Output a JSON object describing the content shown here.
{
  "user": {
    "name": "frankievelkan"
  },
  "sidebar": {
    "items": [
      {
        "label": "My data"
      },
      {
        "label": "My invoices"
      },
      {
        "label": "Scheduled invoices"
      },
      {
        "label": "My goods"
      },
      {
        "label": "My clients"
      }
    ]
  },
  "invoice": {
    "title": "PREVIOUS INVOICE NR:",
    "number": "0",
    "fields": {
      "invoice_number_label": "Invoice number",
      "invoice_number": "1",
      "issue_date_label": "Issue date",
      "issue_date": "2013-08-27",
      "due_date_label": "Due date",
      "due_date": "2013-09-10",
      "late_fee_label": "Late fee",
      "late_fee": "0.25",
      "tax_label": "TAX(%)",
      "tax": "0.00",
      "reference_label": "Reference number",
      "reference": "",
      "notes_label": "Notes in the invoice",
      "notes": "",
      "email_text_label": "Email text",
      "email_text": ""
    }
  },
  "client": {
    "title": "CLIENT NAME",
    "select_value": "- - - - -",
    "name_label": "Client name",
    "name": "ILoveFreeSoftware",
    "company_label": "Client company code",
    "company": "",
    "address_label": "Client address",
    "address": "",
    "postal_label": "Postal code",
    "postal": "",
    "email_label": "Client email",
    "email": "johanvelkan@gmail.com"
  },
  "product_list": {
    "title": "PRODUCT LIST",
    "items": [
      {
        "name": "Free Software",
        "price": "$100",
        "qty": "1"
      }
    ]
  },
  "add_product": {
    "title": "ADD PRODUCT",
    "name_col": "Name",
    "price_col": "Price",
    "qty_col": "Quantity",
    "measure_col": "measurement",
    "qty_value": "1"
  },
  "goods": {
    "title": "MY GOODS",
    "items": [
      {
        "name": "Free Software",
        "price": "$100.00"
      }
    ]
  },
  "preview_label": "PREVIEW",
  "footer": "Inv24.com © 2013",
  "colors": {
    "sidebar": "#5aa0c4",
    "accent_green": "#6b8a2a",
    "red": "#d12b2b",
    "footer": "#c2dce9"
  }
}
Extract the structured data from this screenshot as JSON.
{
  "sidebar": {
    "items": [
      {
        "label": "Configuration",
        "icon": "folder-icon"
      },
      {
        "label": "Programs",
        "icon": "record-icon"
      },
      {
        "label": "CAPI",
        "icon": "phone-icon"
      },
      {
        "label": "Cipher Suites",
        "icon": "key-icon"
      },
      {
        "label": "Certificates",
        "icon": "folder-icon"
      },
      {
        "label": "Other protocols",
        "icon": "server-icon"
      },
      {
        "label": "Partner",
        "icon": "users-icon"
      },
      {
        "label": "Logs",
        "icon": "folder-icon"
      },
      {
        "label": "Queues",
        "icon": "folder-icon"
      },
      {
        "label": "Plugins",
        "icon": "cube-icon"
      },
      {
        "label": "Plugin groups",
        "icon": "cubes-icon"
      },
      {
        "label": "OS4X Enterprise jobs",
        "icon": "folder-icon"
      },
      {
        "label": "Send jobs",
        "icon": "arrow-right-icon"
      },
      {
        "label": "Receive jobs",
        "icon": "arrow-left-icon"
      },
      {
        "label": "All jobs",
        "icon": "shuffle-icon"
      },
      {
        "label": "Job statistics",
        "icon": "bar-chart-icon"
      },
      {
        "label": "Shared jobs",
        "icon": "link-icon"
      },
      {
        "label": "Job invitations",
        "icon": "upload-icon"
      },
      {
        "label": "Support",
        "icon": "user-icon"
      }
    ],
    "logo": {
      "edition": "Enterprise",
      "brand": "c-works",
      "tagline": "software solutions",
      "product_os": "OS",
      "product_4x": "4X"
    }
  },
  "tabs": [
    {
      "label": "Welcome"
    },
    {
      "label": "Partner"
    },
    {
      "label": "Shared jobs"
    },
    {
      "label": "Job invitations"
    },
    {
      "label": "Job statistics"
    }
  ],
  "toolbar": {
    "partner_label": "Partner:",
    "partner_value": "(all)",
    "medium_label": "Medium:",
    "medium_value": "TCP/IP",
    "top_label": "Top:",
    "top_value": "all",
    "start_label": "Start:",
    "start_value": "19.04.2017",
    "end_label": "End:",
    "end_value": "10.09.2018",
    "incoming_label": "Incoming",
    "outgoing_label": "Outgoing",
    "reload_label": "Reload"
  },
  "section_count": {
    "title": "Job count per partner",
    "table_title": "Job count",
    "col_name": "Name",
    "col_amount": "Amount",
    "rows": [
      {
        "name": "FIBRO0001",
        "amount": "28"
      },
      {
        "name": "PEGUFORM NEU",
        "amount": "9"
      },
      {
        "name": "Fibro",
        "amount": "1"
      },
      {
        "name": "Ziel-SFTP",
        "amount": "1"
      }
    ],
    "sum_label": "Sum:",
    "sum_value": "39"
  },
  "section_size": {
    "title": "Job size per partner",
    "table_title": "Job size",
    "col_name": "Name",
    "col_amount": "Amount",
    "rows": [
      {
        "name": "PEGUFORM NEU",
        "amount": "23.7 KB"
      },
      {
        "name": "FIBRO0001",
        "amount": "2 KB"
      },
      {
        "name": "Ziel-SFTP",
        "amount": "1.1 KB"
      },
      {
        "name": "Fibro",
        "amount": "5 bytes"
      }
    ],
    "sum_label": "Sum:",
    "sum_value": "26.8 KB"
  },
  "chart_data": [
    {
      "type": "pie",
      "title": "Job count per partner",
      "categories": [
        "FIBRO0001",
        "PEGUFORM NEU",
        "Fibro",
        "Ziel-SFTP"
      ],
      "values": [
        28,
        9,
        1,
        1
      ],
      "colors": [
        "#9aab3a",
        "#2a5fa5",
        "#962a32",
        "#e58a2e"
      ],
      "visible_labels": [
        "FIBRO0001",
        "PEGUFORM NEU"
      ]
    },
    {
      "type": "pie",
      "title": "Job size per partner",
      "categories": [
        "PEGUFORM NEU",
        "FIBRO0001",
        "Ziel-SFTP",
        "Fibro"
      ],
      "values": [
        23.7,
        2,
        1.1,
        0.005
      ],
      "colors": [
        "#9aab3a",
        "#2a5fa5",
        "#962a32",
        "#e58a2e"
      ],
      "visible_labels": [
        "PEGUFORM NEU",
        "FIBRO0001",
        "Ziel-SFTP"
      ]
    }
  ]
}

● ● ● ● ● ● ●

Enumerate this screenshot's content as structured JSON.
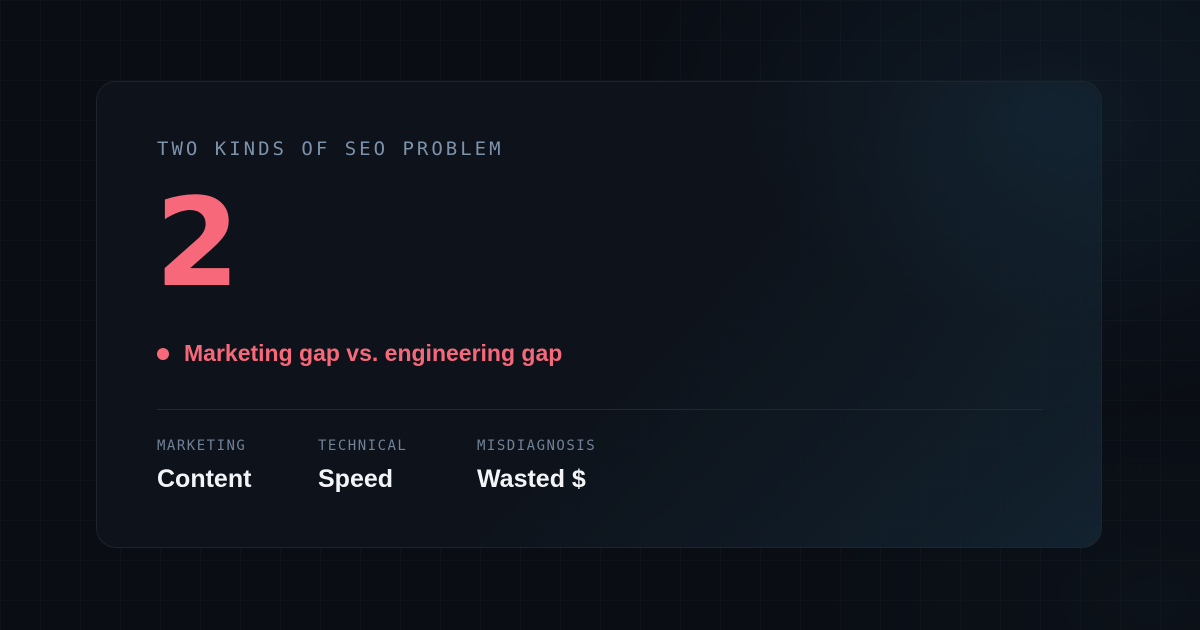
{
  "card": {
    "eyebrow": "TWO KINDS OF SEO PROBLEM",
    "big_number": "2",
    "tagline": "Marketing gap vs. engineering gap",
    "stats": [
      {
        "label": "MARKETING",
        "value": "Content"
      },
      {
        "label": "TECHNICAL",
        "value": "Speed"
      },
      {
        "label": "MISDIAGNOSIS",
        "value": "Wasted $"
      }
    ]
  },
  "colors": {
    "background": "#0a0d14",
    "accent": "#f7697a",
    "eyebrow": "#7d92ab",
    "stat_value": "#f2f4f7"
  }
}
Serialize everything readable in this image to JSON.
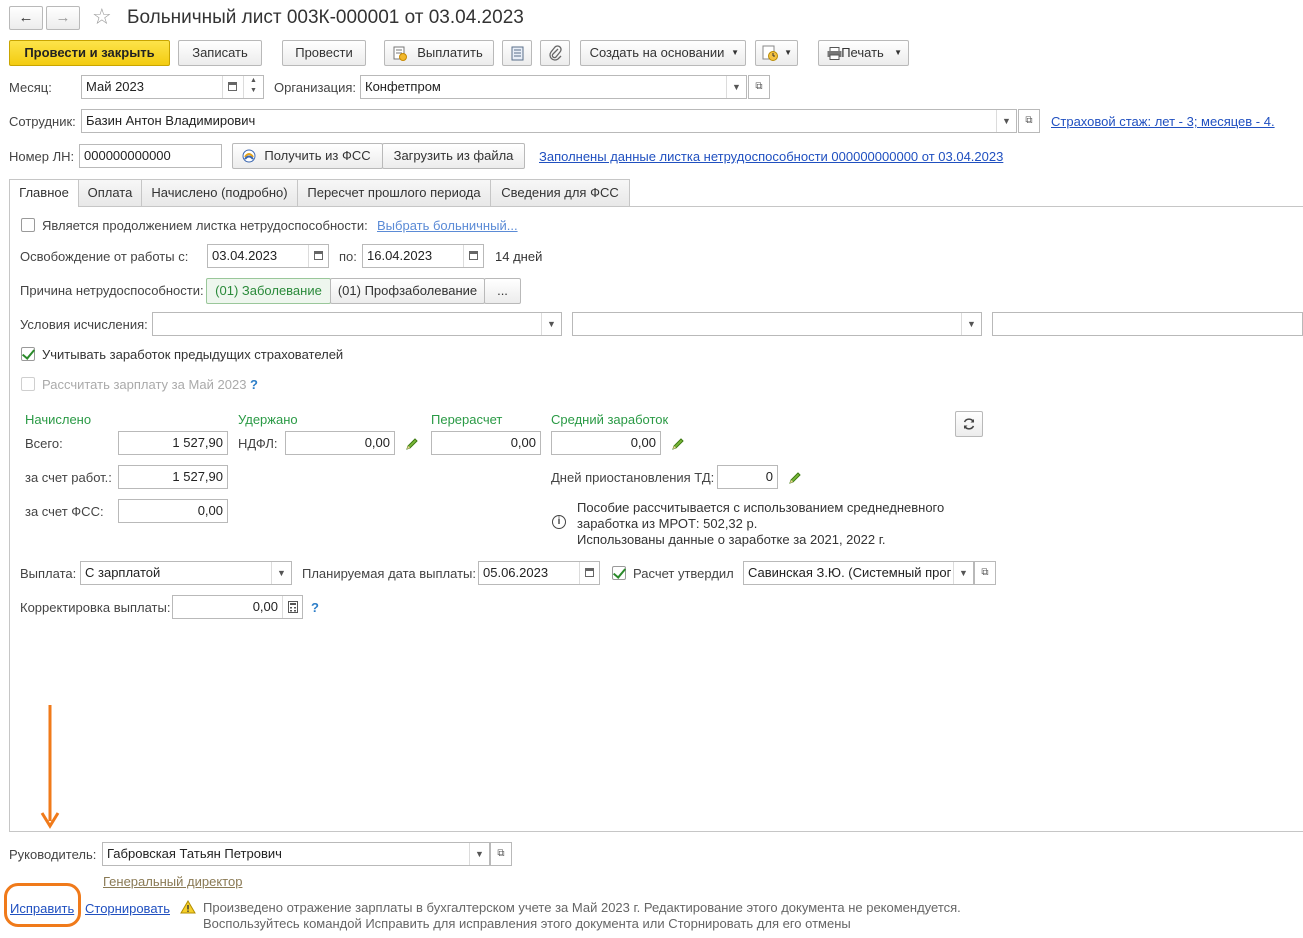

● ● ● ● ● ● ●

(Required work) Leave out the pictures and quote exactly the lines from the one where "Enumerate this screenshot's" appears to the one where "Serialize everything readable" appears, both ends counted.

(Solved exercise)
Enumerate this screenshot's content as structured JSON.
{
  "card": {
    "eyebrow": "TWO KINDS OF SEO PROBLEM",
    "big_number": "2",
    "tagline": "Marketing gap vs. engineering gap",
    "stats": [
      {
        "label": "MARKETING",
        "value": "Content"
      },
      {
        "label": "TECHNICAL",
        "value": "Speed"
      },
      {
        "label": "MISDIAGNOSIS",
        "value": "Wasted $"
      }
    ]
  },
  "colors": {
    "background": "#0a0d14",
    "accent": "#f7697a",
    "eyebrow": "#7d92ab",
    "stat_value": "#f2f4f7"
  }
}
Serialize everything readable in this image to JSON.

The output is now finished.